(A run of records)
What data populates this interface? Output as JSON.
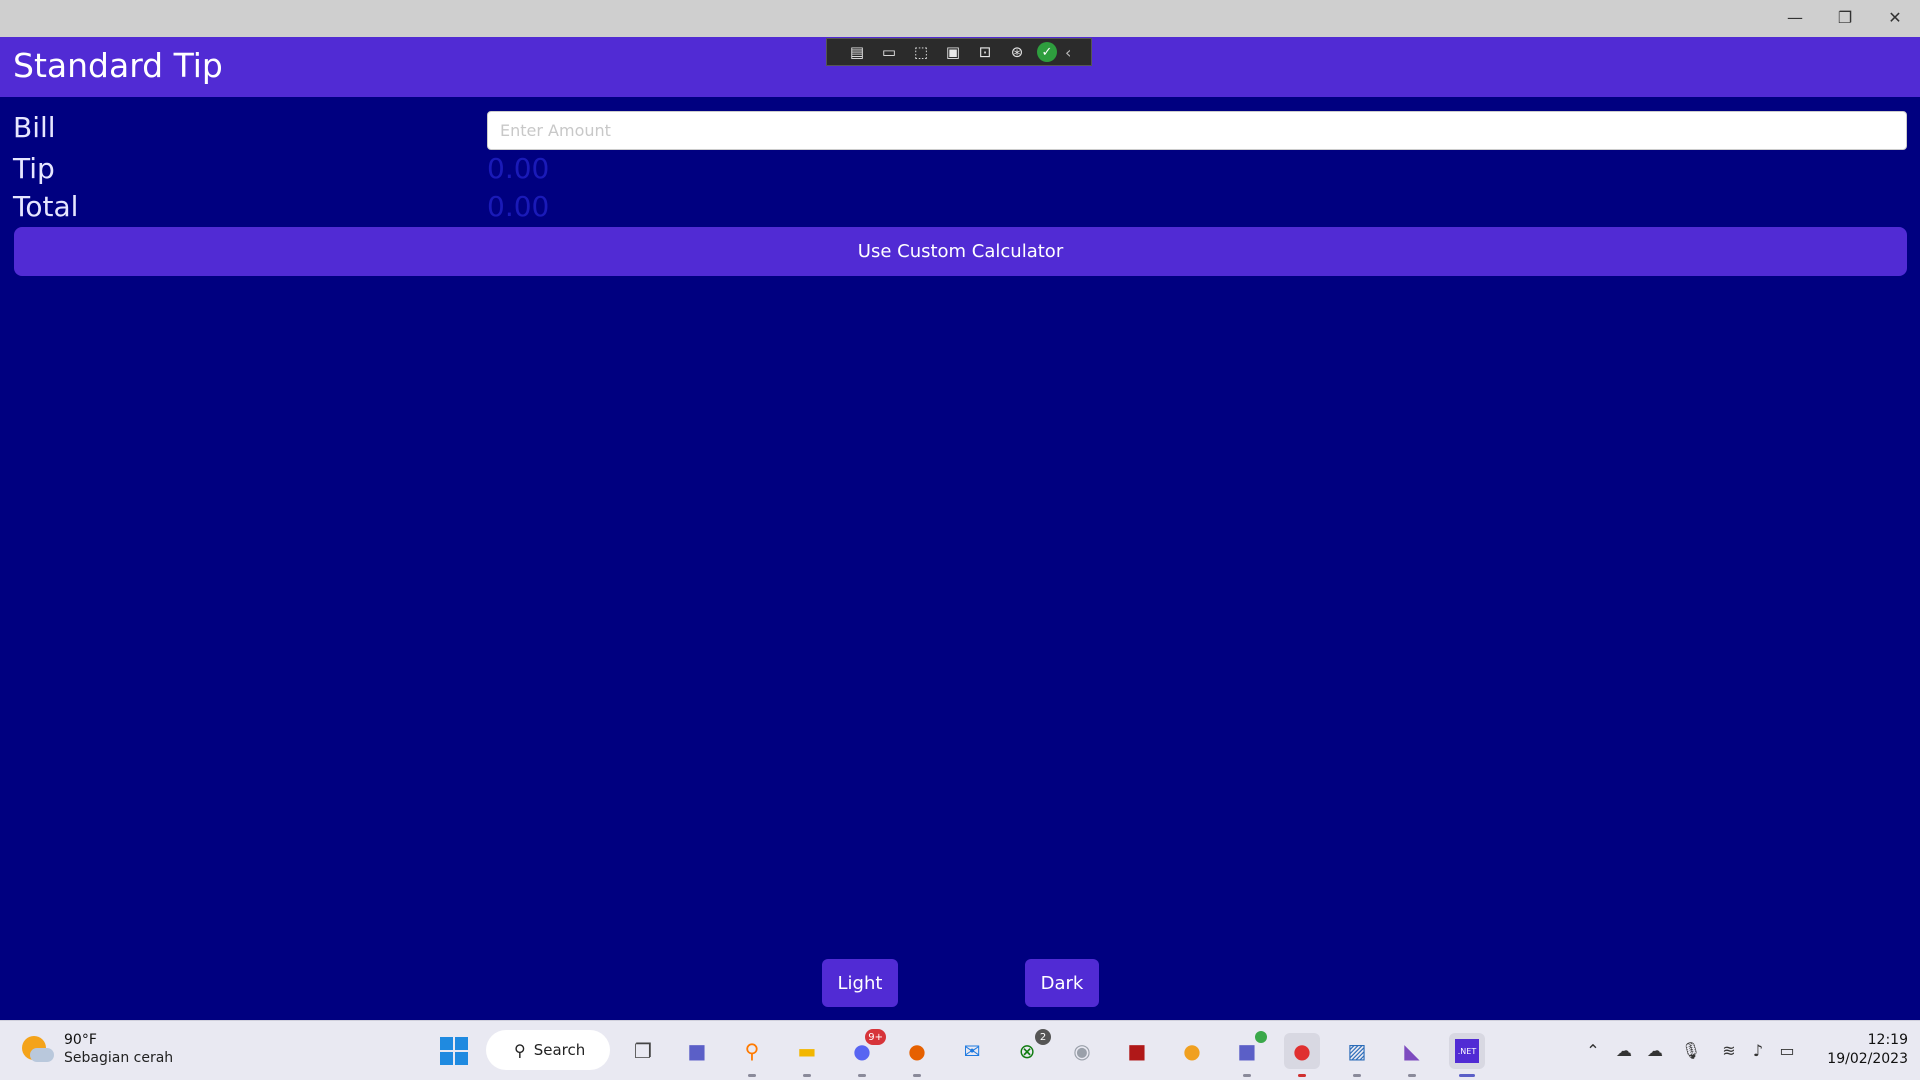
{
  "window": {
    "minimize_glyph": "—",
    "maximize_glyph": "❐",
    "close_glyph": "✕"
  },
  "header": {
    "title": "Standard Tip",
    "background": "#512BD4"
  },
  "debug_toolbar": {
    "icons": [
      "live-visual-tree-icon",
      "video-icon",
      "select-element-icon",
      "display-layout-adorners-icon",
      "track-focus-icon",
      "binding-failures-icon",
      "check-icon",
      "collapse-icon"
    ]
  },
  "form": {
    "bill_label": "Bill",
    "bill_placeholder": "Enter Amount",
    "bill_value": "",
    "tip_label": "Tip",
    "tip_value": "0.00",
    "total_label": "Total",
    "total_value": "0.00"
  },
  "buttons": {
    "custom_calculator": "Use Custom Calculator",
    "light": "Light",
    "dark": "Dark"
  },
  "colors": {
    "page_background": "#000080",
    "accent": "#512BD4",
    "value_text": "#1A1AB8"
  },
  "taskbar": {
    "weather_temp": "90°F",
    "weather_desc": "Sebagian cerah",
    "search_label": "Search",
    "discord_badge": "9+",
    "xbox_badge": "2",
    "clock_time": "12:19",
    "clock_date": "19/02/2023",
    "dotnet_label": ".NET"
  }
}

* * *

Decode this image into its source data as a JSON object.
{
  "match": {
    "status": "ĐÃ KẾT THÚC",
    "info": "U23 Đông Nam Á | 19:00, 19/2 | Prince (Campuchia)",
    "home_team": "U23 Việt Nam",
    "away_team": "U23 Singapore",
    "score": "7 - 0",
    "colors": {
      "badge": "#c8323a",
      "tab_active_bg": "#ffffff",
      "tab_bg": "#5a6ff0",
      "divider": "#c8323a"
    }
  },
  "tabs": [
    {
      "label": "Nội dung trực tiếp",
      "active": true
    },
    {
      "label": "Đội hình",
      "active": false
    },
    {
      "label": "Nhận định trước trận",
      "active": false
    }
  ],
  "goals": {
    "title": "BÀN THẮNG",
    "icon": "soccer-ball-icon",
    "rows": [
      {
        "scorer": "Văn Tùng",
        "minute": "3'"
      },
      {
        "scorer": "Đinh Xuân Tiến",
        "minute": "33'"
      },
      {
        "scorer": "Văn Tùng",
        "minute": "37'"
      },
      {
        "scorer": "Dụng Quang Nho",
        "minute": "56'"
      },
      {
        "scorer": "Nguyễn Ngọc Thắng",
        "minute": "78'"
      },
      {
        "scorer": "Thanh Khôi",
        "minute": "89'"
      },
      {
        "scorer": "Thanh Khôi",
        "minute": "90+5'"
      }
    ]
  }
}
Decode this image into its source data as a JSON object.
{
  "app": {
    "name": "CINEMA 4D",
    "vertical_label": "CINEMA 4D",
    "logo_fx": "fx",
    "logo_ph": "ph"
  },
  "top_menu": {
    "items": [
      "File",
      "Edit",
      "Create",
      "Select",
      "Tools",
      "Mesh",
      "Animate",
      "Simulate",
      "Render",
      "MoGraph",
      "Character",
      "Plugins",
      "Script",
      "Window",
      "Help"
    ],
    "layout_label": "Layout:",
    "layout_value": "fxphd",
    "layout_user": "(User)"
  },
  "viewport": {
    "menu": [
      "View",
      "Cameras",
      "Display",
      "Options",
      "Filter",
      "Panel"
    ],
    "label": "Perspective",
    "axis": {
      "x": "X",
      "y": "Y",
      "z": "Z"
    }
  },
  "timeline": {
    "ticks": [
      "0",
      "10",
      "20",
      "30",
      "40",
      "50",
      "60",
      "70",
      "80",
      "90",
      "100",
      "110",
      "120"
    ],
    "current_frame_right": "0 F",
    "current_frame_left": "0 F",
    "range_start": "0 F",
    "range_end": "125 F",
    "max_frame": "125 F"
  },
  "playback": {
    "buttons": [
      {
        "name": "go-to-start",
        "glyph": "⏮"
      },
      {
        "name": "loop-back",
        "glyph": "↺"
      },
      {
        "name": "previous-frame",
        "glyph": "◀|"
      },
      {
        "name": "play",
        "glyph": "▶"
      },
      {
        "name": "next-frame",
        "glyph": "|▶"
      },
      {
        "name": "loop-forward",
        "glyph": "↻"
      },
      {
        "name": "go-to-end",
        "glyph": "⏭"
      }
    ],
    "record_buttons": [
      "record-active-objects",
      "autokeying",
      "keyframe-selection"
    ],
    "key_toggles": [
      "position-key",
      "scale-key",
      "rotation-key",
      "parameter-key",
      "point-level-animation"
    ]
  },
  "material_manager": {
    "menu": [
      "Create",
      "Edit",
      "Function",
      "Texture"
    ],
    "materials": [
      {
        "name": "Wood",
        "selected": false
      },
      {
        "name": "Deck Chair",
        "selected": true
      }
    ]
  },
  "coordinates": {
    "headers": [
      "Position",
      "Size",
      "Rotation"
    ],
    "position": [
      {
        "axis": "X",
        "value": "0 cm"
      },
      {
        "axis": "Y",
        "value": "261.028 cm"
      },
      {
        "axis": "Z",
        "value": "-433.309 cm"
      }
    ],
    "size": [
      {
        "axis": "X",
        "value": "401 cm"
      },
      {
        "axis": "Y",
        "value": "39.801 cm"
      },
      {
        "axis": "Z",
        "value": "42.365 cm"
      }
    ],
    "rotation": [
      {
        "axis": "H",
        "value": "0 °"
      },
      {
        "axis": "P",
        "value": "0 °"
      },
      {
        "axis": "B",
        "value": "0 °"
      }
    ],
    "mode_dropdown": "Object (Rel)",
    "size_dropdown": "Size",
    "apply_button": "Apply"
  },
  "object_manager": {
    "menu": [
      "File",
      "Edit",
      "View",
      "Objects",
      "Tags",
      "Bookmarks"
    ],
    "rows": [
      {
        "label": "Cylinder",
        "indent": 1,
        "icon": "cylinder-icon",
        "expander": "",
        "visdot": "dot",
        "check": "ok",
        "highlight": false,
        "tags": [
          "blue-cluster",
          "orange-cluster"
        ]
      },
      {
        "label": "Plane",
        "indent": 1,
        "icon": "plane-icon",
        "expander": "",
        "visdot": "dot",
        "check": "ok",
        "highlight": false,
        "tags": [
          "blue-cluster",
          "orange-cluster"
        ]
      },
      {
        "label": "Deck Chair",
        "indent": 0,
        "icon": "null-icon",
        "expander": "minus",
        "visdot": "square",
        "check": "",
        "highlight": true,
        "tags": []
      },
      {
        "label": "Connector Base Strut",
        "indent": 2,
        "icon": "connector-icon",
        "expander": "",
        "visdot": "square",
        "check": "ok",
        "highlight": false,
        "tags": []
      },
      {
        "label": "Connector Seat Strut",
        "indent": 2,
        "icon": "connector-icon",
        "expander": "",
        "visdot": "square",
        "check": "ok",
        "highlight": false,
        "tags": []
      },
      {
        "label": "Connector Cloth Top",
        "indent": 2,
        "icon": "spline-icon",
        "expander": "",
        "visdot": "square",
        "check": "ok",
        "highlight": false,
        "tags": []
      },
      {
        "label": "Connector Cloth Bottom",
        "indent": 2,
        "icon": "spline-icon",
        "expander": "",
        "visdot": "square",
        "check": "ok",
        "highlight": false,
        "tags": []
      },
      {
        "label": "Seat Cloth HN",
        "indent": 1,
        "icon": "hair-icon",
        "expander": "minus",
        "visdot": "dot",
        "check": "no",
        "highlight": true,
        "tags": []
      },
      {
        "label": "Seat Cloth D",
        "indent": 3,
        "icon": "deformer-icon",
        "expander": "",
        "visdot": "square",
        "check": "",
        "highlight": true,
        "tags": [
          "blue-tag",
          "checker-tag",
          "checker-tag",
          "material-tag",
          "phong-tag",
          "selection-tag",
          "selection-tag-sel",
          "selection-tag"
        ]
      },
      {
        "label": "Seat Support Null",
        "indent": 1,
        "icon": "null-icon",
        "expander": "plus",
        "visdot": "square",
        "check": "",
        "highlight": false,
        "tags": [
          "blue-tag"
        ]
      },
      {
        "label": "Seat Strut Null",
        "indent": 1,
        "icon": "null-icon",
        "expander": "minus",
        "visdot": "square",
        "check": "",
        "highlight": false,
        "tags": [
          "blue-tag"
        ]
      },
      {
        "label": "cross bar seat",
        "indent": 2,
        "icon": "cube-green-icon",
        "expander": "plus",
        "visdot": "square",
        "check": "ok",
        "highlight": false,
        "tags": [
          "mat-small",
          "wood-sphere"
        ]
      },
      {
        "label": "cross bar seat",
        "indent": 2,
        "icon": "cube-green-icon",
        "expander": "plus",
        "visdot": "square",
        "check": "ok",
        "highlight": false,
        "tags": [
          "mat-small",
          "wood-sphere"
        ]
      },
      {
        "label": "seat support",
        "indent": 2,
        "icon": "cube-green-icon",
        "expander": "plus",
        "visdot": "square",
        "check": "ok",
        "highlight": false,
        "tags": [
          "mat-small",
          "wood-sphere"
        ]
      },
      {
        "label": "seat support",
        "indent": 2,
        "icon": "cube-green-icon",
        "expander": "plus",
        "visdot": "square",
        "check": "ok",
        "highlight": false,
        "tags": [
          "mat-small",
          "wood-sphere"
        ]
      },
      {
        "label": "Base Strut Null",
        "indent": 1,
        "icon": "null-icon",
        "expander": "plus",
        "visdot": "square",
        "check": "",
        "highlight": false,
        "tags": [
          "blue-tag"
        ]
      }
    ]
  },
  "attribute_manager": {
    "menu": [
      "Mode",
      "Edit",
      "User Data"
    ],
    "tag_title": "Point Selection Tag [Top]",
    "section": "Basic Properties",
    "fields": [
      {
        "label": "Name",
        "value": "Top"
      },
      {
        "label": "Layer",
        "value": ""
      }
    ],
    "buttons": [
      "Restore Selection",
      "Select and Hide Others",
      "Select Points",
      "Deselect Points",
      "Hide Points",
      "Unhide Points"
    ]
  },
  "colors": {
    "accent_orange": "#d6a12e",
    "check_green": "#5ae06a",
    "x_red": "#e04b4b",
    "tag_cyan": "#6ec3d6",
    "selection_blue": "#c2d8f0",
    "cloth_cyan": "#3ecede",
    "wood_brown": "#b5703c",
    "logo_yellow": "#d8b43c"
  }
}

--

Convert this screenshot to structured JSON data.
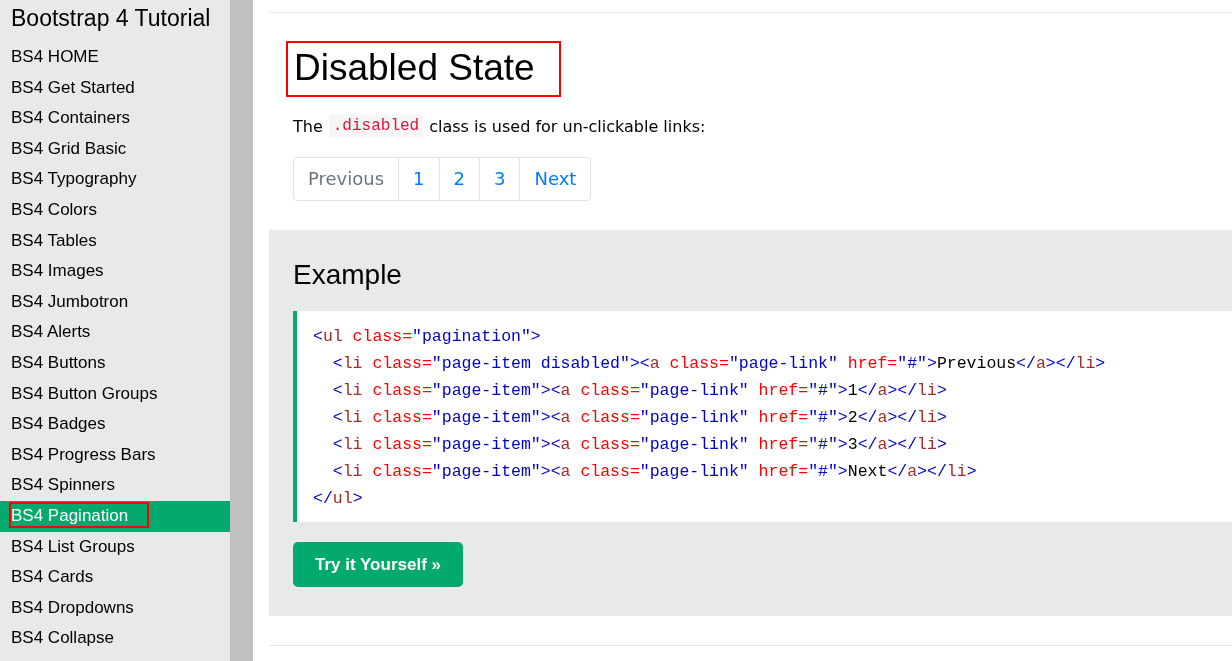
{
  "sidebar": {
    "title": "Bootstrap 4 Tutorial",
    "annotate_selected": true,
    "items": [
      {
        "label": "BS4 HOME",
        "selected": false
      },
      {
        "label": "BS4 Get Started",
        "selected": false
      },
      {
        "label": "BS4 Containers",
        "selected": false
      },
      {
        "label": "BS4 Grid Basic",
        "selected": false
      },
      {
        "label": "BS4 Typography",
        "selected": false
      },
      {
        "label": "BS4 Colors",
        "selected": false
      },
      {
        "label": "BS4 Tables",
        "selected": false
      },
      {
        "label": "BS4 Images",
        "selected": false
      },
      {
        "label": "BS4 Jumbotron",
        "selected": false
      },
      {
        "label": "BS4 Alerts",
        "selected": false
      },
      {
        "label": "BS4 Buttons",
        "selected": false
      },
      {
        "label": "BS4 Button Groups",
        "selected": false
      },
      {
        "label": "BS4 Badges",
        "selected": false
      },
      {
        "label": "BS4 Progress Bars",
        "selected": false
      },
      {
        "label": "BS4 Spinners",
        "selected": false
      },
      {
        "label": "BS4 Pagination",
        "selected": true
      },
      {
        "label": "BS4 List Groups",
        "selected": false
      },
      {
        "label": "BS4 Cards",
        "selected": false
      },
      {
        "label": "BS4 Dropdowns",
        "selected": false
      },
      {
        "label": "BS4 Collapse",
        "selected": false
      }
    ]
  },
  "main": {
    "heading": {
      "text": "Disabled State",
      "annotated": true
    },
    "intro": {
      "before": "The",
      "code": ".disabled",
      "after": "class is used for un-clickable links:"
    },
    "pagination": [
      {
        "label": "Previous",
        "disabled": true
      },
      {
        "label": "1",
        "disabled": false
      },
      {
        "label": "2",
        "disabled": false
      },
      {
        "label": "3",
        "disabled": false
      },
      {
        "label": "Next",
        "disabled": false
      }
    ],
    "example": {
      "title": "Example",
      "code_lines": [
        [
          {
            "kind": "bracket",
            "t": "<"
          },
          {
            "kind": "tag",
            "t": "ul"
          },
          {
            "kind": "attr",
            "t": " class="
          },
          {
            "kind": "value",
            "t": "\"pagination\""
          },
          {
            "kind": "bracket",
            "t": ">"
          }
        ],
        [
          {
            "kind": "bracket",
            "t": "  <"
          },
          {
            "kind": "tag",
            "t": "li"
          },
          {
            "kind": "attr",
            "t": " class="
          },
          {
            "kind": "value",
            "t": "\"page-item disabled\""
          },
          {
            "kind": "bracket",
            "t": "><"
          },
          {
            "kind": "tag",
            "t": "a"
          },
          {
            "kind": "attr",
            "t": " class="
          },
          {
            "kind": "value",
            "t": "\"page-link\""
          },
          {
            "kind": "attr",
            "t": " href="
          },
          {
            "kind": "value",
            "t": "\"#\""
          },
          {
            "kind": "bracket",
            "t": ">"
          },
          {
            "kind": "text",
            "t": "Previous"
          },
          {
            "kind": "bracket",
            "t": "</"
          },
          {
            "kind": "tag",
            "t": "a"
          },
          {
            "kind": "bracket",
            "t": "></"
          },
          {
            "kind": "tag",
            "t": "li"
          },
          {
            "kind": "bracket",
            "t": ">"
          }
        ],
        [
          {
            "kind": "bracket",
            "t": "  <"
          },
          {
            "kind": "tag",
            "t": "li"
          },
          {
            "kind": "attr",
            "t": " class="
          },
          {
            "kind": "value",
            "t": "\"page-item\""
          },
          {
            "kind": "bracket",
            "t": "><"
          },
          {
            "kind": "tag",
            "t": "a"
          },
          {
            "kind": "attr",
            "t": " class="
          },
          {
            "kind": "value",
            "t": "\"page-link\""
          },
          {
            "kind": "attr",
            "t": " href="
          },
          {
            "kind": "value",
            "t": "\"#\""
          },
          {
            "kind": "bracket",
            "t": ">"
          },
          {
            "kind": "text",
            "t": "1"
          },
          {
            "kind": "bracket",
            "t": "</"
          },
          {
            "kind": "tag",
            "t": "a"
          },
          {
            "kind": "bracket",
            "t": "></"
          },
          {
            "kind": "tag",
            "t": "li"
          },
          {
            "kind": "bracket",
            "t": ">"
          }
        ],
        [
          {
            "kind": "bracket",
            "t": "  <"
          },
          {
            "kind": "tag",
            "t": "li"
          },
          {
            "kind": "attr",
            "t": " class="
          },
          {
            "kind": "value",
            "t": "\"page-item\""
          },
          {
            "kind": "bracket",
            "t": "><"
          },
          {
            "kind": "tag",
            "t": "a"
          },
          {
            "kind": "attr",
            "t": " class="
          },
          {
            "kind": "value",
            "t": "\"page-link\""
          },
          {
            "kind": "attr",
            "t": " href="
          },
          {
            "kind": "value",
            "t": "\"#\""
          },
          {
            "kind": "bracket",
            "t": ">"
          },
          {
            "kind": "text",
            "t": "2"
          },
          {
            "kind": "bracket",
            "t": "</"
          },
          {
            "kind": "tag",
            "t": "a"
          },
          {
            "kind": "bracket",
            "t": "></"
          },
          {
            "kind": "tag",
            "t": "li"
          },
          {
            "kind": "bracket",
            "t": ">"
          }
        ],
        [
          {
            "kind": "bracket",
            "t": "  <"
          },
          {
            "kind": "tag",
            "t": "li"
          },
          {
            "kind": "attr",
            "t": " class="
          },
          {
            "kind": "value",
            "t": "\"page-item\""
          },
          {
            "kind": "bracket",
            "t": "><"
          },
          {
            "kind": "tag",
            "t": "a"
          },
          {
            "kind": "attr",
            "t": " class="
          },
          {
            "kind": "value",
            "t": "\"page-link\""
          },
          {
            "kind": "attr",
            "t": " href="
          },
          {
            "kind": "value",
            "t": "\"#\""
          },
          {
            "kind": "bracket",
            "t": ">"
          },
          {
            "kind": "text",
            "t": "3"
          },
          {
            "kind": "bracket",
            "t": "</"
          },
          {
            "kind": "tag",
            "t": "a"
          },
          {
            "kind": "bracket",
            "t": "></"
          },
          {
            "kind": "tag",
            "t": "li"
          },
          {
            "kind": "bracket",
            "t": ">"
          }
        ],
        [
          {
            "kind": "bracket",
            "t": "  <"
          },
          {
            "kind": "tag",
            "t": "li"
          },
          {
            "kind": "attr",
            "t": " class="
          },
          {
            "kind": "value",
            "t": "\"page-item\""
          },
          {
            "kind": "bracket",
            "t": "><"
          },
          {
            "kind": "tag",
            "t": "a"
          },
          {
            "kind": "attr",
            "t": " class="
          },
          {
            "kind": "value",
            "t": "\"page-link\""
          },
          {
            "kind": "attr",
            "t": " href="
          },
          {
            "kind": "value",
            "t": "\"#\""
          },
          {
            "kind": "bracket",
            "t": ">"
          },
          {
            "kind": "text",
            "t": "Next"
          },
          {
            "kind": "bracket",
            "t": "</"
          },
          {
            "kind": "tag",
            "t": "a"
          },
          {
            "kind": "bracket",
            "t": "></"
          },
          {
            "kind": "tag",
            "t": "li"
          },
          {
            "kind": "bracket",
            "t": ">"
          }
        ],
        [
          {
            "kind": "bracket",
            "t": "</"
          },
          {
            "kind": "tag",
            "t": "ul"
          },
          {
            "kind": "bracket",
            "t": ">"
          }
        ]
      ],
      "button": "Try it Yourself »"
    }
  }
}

* _Directions_
Gather every line from the entries above where the word "minute" appears, and copy them.

* _Answer in full_
        "minute": "3'"
        "minute": "33'"
        "minute": "37'"
        "minute": "56'"
        "minute": "78'"
        "minute": "89'"
        "minute": "90+5'"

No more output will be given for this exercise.